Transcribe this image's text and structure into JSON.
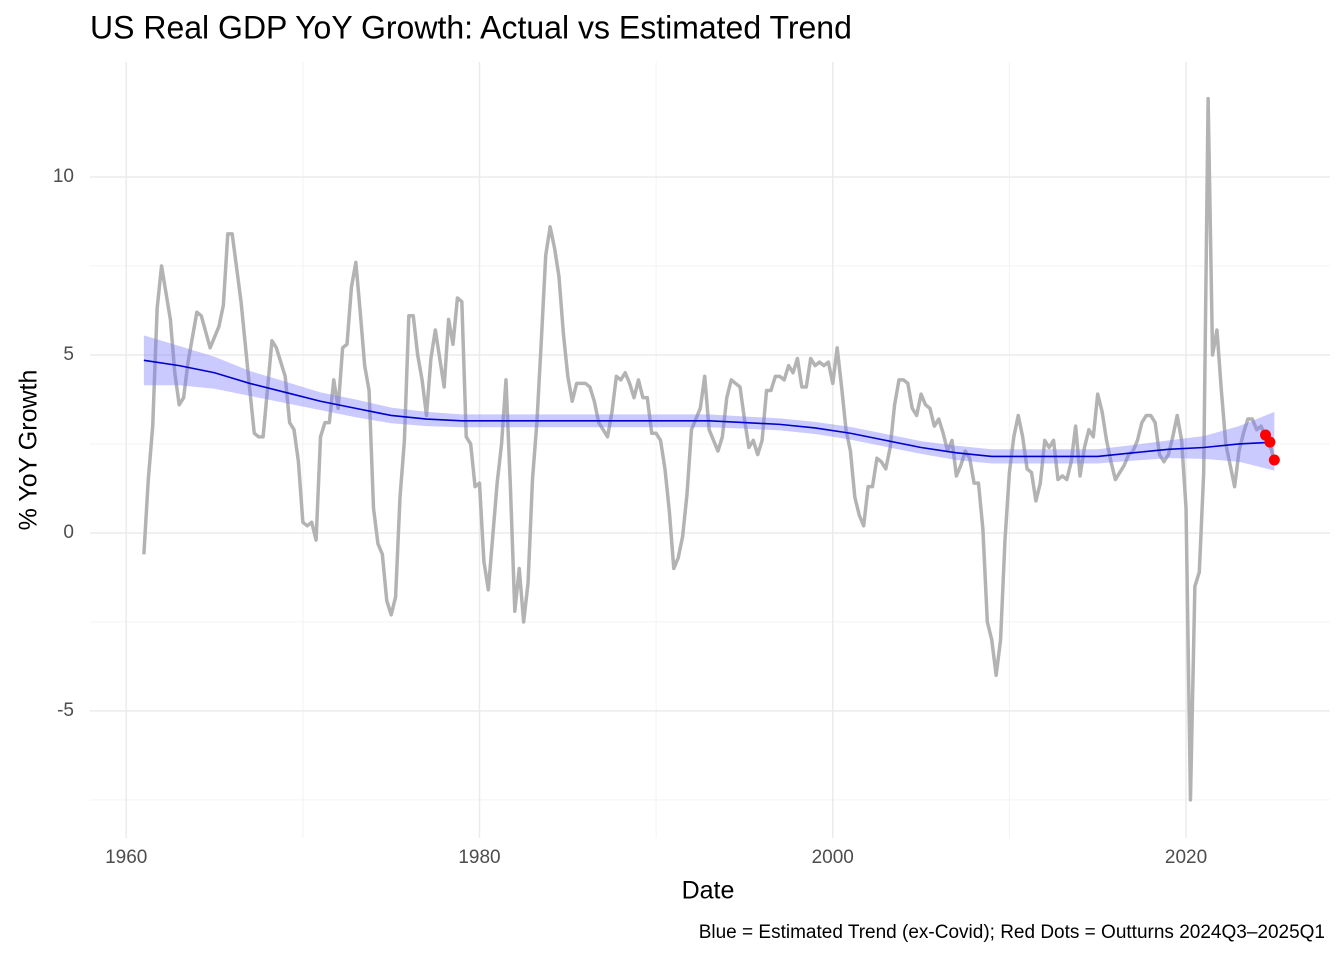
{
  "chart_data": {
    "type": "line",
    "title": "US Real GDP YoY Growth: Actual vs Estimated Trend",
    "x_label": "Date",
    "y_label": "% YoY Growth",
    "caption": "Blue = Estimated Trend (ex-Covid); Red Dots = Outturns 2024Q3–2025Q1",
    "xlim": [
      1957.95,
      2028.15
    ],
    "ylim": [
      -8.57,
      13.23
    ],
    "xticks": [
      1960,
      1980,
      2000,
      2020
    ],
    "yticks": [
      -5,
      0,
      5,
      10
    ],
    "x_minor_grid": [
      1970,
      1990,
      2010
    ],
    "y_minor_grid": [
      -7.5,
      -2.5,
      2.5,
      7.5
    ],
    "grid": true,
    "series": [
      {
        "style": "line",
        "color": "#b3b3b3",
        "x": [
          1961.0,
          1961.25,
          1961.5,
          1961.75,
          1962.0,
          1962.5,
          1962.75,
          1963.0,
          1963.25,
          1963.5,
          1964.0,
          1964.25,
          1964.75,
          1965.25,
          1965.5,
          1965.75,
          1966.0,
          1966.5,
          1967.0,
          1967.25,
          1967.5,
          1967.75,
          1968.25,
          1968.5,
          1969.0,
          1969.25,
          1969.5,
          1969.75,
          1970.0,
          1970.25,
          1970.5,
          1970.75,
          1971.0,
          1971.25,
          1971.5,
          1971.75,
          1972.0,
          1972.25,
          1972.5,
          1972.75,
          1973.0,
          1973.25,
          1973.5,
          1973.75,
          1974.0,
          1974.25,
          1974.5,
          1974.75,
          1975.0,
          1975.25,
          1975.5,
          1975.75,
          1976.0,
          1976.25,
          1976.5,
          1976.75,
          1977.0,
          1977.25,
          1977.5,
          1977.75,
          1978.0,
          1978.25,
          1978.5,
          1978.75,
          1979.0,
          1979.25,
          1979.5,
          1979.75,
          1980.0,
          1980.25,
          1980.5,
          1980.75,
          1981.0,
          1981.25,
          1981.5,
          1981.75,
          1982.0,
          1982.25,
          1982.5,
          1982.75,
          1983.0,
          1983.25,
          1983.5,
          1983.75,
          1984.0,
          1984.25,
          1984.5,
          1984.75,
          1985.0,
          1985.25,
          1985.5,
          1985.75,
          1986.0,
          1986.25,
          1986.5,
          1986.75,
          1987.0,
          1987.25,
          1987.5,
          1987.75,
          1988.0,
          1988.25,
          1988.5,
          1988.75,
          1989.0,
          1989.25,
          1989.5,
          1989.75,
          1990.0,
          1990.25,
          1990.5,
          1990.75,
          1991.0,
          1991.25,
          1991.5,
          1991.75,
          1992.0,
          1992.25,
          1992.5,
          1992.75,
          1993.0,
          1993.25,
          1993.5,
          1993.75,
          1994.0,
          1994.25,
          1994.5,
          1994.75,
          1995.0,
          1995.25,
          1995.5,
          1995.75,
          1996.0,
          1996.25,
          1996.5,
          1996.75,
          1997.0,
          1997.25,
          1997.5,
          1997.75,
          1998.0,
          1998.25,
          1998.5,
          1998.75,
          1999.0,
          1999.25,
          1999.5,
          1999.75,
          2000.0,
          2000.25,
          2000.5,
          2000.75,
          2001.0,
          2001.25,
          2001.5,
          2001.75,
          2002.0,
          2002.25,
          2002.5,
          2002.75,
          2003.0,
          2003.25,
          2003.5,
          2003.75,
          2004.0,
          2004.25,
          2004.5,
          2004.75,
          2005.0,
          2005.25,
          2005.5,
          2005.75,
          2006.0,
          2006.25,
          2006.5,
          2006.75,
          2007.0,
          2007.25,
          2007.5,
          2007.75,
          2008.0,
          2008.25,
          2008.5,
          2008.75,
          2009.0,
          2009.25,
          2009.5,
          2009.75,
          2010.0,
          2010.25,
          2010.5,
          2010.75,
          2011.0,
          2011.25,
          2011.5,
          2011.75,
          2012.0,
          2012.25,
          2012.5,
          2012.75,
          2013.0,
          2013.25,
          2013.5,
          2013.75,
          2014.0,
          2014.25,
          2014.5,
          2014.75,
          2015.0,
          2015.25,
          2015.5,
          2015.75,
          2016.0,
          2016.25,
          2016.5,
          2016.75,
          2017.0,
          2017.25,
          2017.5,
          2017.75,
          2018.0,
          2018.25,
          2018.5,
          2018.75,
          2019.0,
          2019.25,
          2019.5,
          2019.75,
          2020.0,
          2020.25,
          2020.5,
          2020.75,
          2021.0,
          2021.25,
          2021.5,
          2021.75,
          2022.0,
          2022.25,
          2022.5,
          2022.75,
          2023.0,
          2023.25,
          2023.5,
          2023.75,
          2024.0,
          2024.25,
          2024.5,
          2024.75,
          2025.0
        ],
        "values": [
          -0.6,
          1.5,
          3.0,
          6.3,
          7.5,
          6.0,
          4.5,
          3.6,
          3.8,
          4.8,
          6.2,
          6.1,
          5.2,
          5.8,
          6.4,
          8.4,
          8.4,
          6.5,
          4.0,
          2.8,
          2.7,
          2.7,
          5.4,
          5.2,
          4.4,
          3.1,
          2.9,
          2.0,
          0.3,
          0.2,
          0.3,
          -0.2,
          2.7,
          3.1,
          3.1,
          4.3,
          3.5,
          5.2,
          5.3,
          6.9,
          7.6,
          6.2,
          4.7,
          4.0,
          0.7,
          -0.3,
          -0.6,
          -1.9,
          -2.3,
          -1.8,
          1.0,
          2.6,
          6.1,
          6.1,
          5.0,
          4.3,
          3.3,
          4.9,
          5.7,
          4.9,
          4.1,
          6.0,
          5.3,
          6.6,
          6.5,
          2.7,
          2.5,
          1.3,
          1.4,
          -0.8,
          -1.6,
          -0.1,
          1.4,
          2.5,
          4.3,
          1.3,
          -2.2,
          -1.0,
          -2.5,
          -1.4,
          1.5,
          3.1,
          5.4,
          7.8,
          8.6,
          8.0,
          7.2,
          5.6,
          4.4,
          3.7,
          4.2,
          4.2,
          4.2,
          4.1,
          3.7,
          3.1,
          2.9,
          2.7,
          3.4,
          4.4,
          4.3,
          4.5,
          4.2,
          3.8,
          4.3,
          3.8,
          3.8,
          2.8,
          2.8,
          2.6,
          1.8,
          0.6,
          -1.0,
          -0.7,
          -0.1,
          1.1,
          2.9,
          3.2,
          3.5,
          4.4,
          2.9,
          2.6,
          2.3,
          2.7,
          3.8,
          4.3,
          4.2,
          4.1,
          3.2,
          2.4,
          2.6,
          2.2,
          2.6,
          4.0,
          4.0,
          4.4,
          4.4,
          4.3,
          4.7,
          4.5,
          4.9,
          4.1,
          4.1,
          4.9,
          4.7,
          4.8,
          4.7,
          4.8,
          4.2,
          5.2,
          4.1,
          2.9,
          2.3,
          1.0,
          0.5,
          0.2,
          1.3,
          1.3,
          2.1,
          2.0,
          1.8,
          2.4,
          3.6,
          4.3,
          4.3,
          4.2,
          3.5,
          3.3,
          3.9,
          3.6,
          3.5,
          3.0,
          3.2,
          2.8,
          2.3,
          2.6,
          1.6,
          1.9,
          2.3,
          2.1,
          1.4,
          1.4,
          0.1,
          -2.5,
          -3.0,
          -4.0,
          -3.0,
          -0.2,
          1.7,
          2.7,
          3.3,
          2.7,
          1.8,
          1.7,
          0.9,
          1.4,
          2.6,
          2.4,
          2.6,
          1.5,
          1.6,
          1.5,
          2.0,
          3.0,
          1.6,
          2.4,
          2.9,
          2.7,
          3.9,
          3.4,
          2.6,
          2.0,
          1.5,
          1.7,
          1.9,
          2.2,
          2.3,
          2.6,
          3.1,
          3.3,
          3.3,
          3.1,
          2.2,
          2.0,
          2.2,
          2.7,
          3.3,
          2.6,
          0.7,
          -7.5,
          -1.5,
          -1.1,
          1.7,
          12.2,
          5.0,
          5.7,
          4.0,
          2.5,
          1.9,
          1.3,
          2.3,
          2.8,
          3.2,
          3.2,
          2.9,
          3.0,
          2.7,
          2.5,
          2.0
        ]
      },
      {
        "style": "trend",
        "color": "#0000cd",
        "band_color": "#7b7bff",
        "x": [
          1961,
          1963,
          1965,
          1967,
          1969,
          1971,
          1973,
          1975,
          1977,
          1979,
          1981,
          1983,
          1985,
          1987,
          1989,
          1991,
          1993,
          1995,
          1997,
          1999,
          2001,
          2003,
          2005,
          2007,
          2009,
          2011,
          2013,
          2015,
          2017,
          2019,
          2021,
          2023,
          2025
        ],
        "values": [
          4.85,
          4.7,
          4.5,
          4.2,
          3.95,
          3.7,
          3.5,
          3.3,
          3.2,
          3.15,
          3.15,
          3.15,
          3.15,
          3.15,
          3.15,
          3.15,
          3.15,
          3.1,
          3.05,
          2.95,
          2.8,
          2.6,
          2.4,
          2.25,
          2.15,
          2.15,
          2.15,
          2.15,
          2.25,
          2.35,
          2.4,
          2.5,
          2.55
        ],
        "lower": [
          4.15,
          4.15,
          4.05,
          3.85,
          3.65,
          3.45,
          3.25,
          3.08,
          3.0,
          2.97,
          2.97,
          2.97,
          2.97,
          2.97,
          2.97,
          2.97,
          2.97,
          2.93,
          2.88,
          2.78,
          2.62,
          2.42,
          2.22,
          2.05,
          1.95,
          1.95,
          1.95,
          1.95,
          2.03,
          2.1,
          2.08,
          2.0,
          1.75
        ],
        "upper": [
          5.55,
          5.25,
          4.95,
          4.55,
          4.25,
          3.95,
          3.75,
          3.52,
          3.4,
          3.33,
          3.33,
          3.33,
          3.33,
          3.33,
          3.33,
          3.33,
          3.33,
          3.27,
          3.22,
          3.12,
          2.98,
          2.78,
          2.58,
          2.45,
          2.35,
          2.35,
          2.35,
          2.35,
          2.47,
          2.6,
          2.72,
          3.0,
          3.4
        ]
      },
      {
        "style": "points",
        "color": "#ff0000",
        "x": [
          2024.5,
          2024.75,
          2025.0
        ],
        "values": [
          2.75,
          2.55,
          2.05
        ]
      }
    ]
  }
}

—————

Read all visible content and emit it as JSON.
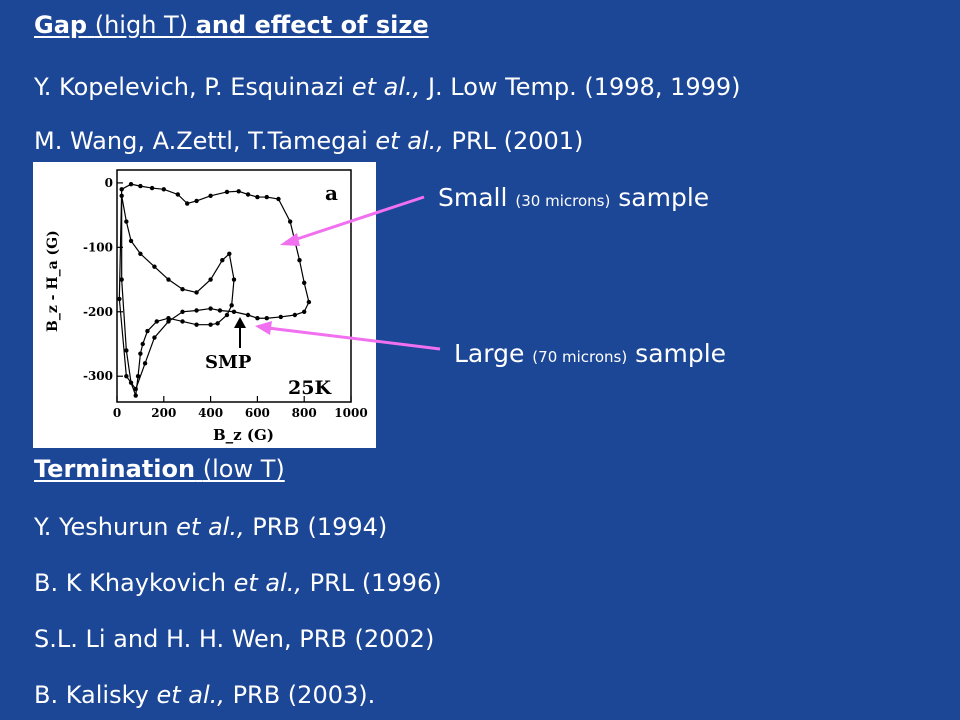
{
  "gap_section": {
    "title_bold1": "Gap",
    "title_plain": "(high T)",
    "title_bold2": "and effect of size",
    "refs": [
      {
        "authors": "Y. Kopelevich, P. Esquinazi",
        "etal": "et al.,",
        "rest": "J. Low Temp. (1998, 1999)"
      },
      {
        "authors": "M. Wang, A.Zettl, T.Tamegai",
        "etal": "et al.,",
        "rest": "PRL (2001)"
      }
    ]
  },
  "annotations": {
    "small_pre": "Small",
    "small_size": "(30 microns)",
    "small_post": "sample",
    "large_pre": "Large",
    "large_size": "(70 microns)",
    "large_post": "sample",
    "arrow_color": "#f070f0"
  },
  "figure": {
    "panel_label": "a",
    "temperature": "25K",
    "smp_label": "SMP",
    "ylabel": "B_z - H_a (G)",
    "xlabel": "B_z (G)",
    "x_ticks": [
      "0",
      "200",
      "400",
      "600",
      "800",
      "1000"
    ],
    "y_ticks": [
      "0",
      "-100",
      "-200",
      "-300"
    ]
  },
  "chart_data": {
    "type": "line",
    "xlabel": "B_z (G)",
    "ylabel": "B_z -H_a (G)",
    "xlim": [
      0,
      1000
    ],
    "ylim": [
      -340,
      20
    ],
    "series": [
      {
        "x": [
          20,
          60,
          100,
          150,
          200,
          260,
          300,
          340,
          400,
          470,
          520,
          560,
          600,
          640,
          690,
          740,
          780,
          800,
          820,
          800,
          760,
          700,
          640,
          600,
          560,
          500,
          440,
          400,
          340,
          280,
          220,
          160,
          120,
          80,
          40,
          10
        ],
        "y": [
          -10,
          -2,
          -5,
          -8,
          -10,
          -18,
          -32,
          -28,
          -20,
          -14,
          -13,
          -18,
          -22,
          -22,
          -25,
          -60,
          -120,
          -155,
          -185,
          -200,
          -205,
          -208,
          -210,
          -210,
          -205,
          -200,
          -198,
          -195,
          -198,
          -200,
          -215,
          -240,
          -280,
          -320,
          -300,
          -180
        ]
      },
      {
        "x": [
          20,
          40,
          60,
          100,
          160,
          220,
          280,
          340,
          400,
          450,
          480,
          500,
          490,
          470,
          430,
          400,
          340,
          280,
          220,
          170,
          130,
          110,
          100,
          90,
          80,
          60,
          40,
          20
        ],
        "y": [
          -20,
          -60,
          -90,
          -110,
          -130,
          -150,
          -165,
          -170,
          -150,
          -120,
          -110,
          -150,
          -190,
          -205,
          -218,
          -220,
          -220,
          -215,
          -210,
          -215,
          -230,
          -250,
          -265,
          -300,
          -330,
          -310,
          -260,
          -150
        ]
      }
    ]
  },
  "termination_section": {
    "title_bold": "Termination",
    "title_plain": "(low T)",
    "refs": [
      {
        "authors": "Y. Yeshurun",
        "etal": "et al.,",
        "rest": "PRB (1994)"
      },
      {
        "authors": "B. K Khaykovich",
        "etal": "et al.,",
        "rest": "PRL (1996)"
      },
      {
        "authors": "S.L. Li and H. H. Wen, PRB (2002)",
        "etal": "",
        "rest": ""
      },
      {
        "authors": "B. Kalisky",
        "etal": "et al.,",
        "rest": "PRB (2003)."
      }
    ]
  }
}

—————

▶ [What this task involves] Check every line of the listing for the string "JSON" and report how many lines have it, as a number alone.

▶ [Solution below] 2